GIVEN INSTRUCTION: Gather all lines in the data that hold the string "prefix".

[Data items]
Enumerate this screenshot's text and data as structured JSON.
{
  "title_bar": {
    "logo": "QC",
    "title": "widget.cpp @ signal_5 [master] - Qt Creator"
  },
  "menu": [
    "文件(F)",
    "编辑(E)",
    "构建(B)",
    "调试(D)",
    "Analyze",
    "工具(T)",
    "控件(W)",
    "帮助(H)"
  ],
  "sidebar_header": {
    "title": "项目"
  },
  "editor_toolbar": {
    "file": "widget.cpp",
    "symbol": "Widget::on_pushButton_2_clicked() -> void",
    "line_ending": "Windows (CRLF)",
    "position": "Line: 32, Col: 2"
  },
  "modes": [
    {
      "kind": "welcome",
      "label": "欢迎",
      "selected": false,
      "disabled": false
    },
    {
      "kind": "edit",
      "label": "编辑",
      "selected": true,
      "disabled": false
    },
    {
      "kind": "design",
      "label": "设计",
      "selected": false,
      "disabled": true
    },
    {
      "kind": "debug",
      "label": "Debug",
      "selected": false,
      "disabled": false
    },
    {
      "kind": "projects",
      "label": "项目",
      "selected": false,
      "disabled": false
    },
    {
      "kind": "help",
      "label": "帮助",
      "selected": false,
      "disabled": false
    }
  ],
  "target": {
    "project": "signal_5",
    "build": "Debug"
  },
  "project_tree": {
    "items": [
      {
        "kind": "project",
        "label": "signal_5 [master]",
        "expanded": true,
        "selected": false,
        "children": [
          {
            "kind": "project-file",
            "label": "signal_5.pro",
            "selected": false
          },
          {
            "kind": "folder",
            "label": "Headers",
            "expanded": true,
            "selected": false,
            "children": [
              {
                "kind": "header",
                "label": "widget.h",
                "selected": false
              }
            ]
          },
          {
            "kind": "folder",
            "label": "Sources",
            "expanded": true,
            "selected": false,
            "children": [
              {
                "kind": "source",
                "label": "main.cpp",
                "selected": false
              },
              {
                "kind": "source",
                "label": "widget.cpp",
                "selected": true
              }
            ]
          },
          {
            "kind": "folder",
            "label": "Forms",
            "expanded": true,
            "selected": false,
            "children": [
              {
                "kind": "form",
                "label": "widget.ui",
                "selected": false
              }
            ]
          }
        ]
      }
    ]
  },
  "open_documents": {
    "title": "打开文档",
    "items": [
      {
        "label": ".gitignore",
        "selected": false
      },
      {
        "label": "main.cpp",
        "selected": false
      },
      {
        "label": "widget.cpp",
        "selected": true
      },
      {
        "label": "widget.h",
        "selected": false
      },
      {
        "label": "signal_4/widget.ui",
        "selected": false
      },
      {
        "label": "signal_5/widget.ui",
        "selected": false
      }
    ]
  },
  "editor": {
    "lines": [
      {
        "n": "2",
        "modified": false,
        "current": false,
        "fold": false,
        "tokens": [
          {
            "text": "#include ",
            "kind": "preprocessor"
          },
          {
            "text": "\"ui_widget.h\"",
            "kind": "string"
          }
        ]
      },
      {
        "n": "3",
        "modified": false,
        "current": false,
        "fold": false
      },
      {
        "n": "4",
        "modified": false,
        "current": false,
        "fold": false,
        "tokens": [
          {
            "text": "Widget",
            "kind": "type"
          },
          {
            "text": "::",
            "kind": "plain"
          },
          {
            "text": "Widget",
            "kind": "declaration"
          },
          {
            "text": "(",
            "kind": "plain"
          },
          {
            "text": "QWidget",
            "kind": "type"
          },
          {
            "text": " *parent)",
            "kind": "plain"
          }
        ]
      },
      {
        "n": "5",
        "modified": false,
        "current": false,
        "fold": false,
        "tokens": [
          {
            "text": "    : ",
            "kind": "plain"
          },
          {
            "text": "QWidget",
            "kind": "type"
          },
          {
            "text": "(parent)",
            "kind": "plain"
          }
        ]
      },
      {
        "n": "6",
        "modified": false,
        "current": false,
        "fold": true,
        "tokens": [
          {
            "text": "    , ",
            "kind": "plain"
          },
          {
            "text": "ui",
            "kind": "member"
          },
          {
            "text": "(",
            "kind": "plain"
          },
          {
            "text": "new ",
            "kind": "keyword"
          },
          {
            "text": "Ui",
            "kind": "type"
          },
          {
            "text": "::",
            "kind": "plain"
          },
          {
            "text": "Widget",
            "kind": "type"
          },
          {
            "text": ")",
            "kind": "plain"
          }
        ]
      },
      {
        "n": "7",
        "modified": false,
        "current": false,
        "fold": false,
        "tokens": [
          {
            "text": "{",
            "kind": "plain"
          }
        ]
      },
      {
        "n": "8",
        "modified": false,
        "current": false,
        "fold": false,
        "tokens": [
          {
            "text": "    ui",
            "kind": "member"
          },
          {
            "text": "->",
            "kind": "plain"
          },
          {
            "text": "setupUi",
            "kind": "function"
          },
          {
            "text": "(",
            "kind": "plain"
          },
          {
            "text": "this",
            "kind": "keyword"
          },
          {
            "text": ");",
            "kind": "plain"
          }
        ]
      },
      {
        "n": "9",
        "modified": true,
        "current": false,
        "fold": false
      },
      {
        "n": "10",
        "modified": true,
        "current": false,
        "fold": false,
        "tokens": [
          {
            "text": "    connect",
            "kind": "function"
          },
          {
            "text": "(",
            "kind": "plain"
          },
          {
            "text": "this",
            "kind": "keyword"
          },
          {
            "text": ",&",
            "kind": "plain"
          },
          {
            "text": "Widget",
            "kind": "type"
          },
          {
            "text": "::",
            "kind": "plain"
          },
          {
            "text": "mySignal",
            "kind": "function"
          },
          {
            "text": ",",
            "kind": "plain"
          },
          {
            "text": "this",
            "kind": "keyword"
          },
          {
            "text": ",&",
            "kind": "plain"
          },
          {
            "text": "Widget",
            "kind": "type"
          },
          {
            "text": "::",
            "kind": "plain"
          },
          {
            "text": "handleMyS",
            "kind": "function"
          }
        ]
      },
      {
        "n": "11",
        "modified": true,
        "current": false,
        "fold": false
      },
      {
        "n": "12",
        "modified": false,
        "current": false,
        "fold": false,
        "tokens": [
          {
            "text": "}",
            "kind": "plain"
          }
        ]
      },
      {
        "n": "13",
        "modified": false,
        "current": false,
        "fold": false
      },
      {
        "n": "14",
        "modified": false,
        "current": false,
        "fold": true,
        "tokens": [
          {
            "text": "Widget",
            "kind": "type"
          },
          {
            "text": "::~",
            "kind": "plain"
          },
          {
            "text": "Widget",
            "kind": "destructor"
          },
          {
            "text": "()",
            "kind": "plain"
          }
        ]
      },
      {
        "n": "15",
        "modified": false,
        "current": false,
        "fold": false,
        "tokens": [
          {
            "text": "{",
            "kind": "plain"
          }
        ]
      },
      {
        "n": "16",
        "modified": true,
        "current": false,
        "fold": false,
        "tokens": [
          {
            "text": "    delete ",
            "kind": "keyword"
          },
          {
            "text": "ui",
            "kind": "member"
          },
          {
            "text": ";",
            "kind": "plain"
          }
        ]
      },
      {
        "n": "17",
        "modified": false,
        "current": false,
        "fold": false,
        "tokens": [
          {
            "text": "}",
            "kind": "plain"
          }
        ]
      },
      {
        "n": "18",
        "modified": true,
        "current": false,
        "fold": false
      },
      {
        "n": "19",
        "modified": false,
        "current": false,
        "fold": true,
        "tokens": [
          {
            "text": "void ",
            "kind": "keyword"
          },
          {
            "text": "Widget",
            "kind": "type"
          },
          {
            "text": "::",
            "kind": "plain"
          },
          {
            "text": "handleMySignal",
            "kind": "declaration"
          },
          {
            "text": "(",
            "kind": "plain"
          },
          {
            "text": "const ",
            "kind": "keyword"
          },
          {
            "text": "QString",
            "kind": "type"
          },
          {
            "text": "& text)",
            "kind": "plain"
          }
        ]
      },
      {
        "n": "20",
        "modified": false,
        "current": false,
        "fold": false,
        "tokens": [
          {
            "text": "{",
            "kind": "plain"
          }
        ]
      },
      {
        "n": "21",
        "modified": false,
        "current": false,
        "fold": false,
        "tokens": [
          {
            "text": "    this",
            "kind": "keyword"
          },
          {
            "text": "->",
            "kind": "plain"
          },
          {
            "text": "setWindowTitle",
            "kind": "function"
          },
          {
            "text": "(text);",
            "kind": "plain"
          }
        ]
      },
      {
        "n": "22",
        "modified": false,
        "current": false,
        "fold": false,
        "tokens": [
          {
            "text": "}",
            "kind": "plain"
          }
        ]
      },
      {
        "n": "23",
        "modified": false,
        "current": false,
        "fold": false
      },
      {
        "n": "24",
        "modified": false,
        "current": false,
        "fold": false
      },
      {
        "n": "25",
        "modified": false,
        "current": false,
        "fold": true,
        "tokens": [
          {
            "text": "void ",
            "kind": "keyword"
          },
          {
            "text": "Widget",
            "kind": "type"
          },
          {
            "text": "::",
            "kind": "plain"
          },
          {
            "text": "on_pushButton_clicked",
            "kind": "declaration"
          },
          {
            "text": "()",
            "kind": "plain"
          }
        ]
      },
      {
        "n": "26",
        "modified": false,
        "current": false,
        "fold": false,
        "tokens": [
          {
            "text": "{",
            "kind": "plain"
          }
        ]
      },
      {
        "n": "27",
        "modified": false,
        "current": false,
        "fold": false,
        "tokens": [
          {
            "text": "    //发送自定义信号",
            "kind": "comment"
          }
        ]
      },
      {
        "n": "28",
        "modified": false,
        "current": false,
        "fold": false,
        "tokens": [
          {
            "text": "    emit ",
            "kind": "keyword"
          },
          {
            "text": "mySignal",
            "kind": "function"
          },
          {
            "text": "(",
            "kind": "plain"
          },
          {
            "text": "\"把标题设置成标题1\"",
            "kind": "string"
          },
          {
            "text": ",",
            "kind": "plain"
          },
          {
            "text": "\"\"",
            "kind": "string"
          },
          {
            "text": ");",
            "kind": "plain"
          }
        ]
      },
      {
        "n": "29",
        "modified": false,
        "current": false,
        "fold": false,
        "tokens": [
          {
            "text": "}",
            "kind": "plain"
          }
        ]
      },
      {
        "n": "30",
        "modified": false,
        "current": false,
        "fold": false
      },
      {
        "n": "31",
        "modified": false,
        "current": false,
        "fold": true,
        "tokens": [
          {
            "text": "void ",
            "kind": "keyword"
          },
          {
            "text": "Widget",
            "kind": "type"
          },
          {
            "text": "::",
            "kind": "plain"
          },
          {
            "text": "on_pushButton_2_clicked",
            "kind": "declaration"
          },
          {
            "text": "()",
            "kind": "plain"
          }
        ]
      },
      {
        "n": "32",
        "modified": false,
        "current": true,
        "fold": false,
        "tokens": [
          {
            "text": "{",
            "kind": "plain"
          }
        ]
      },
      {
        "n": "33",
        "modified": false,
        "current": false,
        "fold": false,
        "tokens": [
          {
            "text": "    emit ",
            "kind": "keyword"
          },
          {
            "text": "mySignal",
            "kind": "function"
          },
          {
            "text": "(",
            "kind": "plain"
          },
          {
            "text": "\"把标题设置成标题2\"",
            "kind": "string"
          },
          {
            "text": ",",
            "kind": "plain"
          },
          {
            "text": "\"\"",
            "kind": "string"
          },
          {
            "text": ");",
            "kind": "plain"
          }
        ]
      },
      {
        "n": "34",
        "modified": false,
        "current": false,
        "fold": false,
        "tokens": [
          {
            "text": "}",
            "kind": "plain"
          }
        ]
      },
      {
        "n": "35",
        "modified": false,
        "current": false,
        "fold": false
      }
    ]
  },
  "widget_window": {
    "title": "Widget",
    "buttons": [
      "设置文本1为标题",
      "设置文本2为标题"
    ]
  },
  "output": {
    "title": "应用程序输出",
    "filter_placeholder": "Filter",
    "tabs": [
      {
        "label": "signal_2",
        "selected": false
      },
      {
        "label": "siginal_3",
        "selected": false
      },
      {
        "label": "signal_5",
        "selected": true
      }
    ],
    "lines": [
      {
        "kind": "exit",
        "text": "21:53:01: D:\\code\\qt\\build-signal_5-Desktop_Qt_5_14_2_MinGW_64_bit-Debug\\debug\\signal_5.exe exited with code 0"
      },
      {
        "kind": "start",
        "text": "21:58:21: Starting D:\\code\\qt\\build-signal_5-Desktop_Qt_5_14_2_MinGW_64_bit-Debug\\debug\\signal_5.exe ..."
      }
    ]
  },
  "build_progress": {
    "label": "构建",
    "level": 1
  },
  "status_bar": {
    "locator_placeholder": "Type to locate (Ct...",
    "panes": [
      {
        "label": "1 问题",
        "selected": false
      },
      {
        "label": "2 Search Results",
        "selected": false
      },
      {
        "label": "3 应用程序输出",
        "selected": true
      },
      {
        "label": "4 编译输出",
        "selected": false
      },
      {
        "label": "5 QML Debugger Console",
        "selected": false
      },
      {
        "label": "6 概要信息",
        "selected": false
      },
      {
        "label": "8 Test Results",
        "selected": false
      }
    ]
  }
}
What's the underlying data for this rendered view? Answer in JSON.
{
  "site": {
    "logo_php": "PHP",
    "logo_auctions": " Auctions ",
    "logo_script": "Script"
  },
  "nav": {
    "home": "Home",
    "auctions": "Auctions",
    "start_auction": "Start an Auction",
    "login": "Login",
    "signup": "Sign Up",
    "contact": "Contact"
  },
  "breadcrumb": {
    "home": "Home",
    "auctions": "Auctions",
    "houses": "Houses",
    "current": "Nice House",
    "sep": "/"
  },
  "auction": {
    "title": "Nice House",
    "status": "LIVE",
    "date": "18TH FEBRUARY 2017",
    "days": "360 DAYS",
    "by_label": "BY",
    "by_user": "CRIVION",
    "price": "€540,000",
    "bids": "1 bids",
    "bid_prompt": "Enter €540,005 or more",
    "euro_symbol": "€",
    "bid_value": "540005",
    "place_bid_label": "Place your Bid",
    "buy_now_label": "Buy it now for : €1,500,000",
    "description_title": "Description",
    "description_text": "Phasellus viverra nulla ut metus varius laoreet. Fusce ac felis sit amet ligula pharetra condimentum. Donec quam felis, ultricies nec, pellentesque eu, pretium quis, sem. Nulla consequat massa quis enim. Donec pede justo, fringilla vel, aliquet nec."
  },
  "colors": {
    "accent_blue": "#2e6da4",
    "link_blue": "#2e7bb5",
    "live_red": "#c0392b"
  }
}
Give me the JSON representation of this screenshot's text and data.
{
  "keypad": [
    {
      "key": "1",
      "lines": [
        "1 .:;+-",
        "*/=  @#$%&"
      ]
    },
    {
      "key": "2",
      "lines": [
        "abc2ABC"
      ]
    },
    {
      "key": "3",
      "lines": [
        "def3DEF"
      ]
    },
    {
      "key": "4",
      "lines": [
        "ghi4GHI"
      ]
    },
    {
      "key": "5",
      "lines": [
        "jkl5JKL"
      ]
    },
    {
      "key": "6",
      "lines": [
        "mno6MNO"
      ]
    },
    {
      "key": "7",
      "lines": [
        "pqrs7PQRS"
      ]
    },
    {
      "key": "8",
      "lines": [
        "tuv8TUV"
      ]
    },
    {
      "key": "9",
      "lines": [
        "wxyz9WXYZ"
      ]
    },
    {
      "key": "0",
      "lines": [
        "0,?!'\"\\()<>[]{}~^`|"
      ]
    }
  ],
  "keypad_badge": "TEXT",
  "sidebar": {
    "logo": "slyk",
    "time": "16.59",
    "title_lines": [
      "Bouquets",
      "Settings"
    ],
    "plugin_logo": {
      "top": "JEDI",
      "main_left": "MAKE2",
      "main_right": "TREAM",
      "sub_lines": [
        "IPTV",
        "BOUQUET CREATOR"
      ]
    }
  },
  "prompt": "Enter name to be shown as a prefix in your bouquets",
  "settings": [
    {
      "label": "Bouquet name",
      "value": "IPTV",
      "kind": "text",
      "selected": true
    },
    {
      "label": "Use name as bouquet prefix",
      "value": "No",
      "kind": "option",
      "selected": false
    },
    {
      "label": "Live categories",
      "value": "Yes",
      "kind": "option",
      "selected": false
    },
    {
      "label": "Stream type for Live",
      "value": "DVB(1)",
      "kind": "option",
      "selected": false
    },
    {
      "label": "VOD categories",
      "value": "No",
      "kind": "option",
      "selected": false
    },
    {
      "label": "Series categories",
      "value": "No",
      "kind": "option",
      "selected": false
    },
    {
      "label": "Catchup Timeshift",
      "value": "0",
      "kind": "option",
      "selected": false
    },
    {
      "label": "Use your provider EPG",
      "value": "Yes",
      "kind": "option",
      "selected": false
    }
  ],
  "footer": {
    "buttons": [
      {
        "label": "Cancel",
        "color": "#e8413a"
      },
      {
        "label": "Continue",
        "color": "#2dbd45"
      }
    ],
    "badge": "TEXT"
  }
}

RESULT FOR THIS EXERCISE:
  "prompt": "Enter name to be shown as a prefix in your bouquets",
      "label": "Use name as bouquet prefix",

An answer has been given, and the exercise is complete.